**SHORT TASK:**
Can you output the material exactly as written, minus any pictures it holds?

**MATERIAL FOR THIS EXERCISE:**

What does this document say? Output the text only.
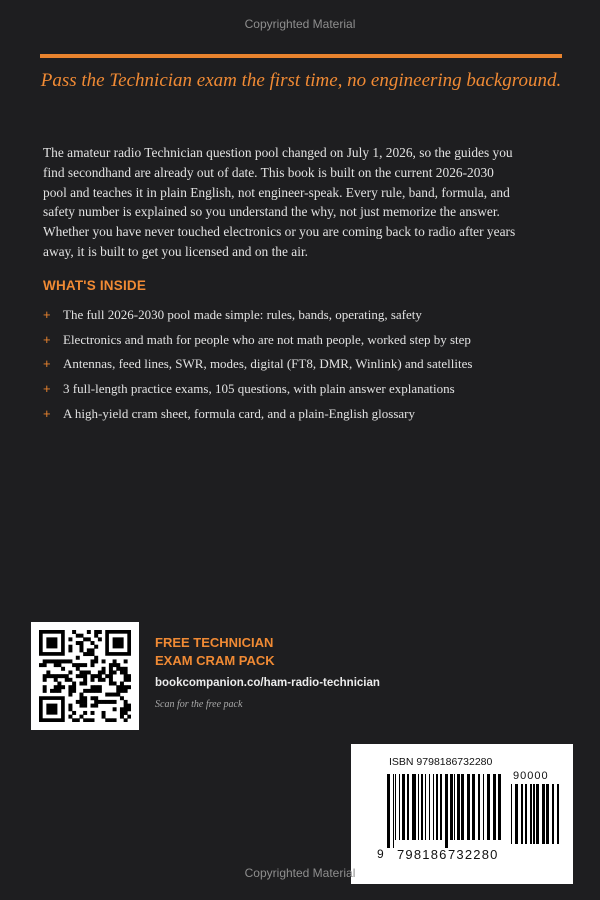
Copyrighted Material
Pass the Technician exam the first time, no engineering background.
The amateur radio Technician question pool changed on July 1, 2026, so the guides you
find secondhand are already out of date. This book is built on the current 2026-2030
pool and teaches it in plain English, not engineer-speak. Every rule, band, formula, and
safety number is explained so you understand the why, not just memorize the answer.
Whether you have never touched electronics or you are coming back to radio after years
away, it is built to get you licensed and on the air.
WHAT'S INSIDE
+ The full 2026-2030 pool made simple: rules, bands, operating, safety
+ Electronics and math for people who are not math people, worked step by step
+ Antennas, feed lines, SWR, modes, digital (FT8, DMR, Winlink) and satellites
+ 3 full-length practice exams, 105 questions, with plain answer explanations
+ A high-yield cram sheet, formula card, and a plain-English glossary
FREE TECHNICIAN
EXAM CRAM PACK
bookcompanion.co/ham-radio-technician
Scan for the free pack
ISBN 9798186732280
90000
9 798186 732280
Copyrighted Material
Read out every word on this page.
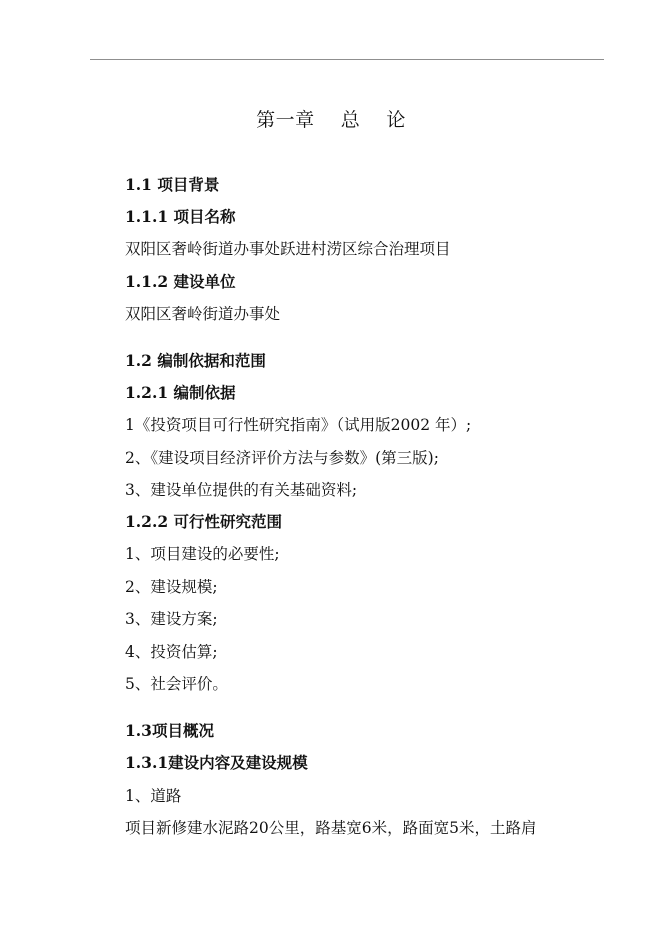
第一章    总    论
1.1 项目背景
1.1.1 项目名称
双阳区奢岭街道办事处跃进村涝区综合治理项目
1.1.2 建设单位
双阳区奢岭街道办事处
1.2 编制依据和范围
1.2.1 编制依据
1《投资项目可行性研究指南》（试用版2002 年）;
2、《建设项目经济评价方法与参数》(第三版);
3、建设单位提供的有关基础资料;
1.2.2 可行性研究范围
1、项目建设的必要性;
2、建设规模;
3、建设方案;
4、投资估算;
5、社会评价。
1.3项目概况
1.3.1建设内容及建设规模
1、道路
项目新修建水泥路20公里，路基宽6米，路面宽5米，土路肩
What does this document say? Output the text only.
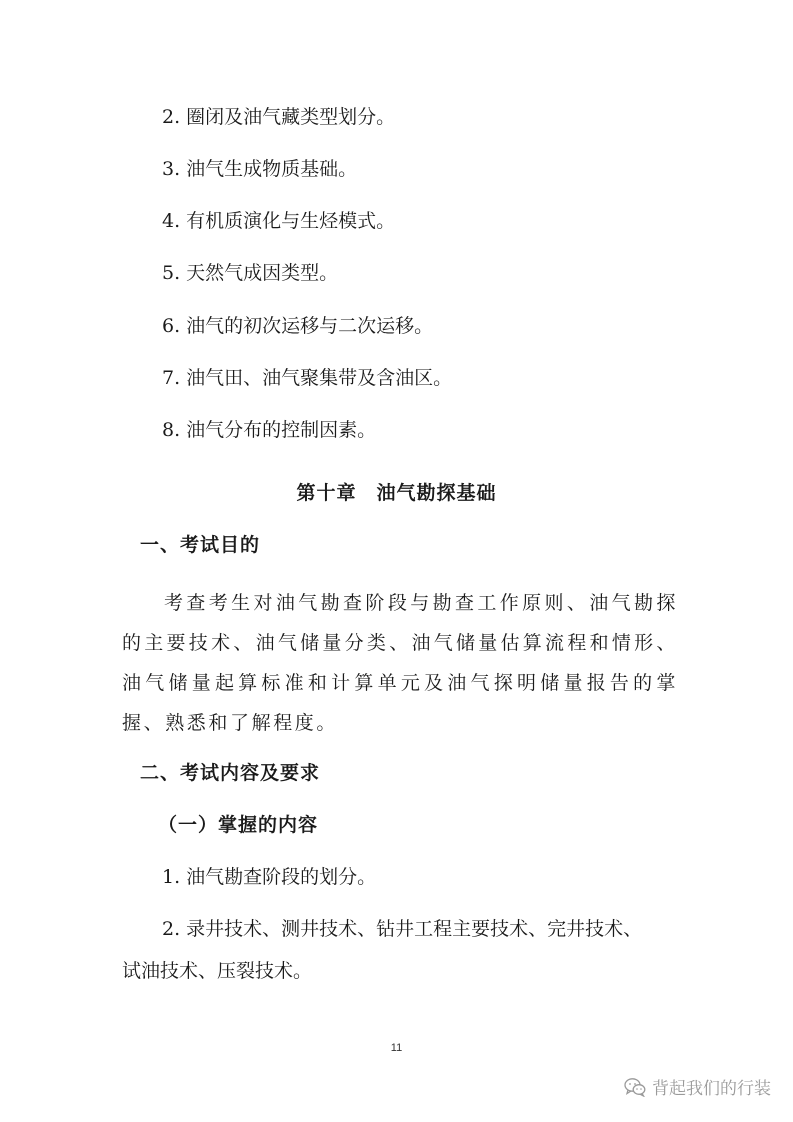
2. 圈闭及油气藏类型划分。
3. 油气生成物质基础。
4. 有机质演化与生烃模式。
5. 天然气成因类型。
6. 油气的初次运移与二次运移。
7. 油气田、油气聚集带及含油区。
8. 油气分布的控制因素。
第十章　油气勘探基础
一、考试目的

考查考生对油气勘查阶段与勘查工作原则、油气勘探的主要技术、油气储量分类、油气储量估算流程和情形、油气储量起算标准和计算单元及油气探明储量报告的掌握、熟悉和了解程度。

二、考试内容及要求
（一）掌握的内容
1. 油气勘查阶段的划分。
2. 录井技术、测井技术、钻井工程主要技术、完井技术、
试油技术、压裂技术。
11
背起我们的行装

**FULL OUTPUT:**
What does this document say? Output the text only.
Copyrighted Material
Pass the Technician exam the first time, no engineering background.
The amateur radio Technician question pool changed on July 1, 2026, so the guides you
find secondhand are already out of date. This book is built on the current 2026-2030
pool and teaches it in plain English, not engineer-speak. Every rule, band, formula, and
safety number is explained so you understand the why, not just memorize the answer.
Whether you have never touched electronics or you are coming back to radio after years
away, it is built to get you licensed and on the air.
WHAT'S INSIDE
+ The full 2026-2030 pool made simple: rules, bands, operating, safety
+ Electronics and math for people who are not math people, worked step by step
+ Antennas, feed lines, SWR, modes, digital (FT8, DMR, Winlink) and satellites
+ 3 full-length practice exams, 105 questions, with plain answer explanations
+ A high-yield cram sheet, formula card, and a plain-English glossary
FREE TECHNICIAN
EXAM CRAM PACK
bookcompanion.co/ham-radio-technician
Scan for the free pack
ISBN 9798186732280
90000
9 798186 732280
Copyrighted Material
Read out every word on this page.
第一章    总    论
1.1 项目背景
1.1.1 项目名称
双阳区奢岭街道办事处跃进村涝区综合治理项目
1.1.2 建设单位
双阳区奢岭街道办事处
1.2 编制依据和范围
1.2.1 编制依据
1《投资项目可行性研究指南》（试用版2002 年）;
2、《建设项目经济评价方法与参数》(第三版);
3、建设单位提供的有关基础资料;
1.2.2 可行性研究范围
1、项目建设的必要性;
2、建设规模;
3、建设方案;
4、投资估算;
5、社会评价。
1.3项目概况
1.3.1建设内容及建设规模
1、道路
项目新修建水泥路20公里，路基宽6米，路面宽5米，土路肩
What does this document say? Output the text only.
2. 圈闭及油气藏类型划分。
3. 油气生成物质基础。
4. 有机质演化与生烃模式。
5. 天然气成因类型。
6. 油气的初次运移与二次运移。
7. 油气田、油气聚集带及含油区。
8. 油气分布的控制因素。
第十章　油气勘探基础
一、考试目的

考查考生对油气勘查阶段与勘查工作原则、油气勘探的主要技术、油气储量分类、油气储量估算流程和情形、油气储量起算标准和计算单元及油气探明储量报告的掌握、熟悉和了解程度。

二、考试内容及要求
（一）掌握的内容
1. 油气勘查阶段的划分。
2. 录井技术、测井技术、钻井工程主要技术、完井技术、
试油技术、压裂技术。
11
背起我们的行装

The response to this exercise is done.